PROBLEM DETAILS: Select every line containing the word "catastrophes" from the material, and copy those lines.

# Start of RECORDS FOR THIS EXERCISE

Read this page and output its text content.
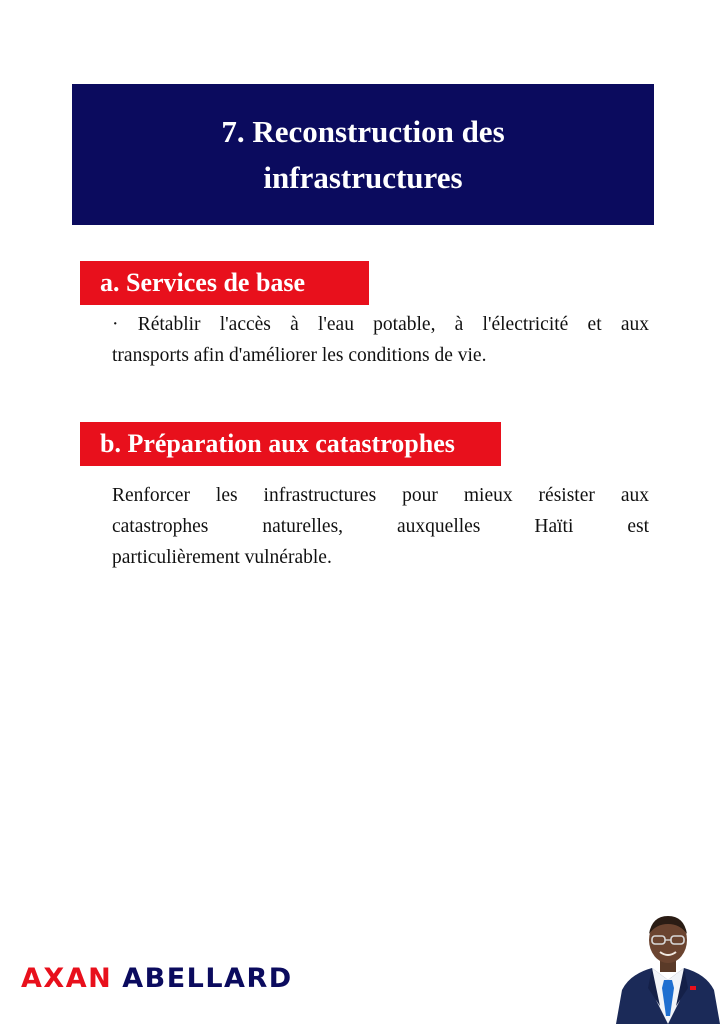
7. Reconstruction des
infrastructures
a. Services de base
· Rétablir l'accès à l'eau potable, à l'électricité et aux
transports afin d'améliorer les conditions de vie.
b. Préparation aux catastrophes
Renforcer les infrastructures pour mieux résister aux
catastrophes naturelles, auxquelles Haïti est
particulièrement vulnérable.
AXAN ABELLARD
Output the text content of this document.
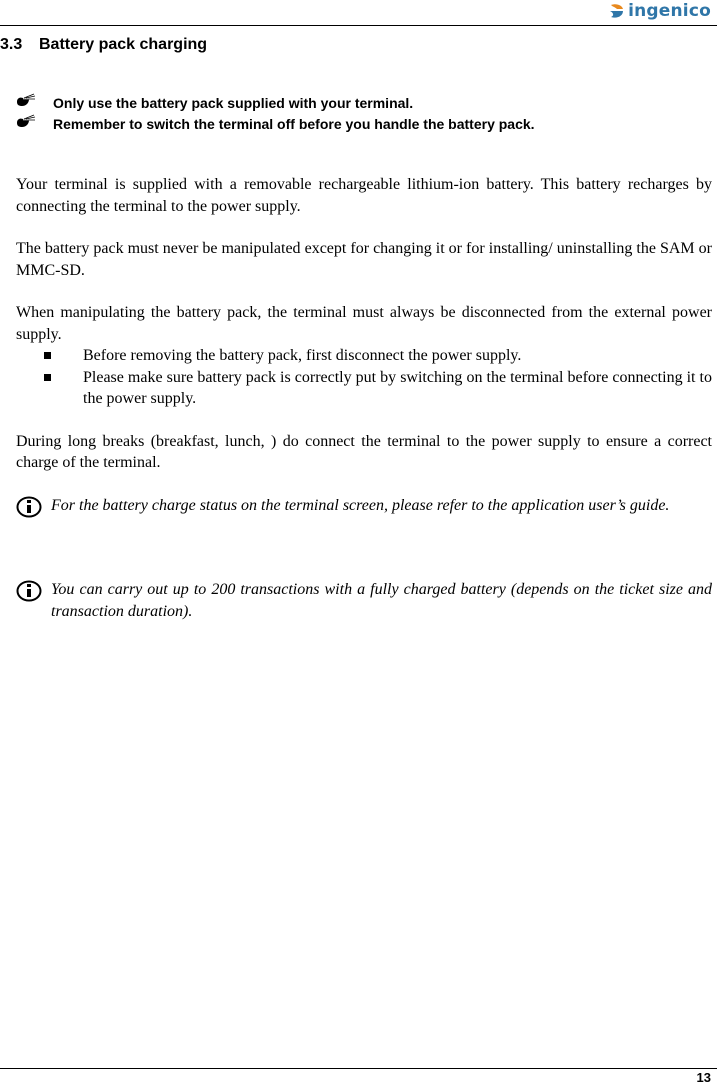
ingenico
3.3 Battery pack charging
Only use the battery pack supplied with your terminal.
Remember to switch the terminal off before you handle the battery pack.

Your terminal is supplied with a removable rechargeable lithium-ion battery. This battery recharges by connecting the terminal to the power supply.

The battery pack must never be manipulated except for changing it or for installing/ uninstalling the SAM or MMC-SD.

When manipulating the battery pack, the terminal must always be disconnected from the external power supply.

Before removing the battery pack, first disconnect the power supply.
Please make sure battery pack is correctly put by switching on the terminal before connecting it to the power supply.

During long breaks (breakfast, lunch, ) do connect the terminal to the power supply to ensure a correct charge of the terminal.

For the battery charge status on the terminal screen, please refer to the application user’s guide.
You can carry out up to 200 transactions with a fully charged battery (depends on the ticket size and transaction duration).
13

# End of RECORDS FOR THIS EXERCISE

ANSWER TO THIS PROBLEM:
b. Préparation aux catastrophes
catastrophes naturelles, auxquelles Haïti est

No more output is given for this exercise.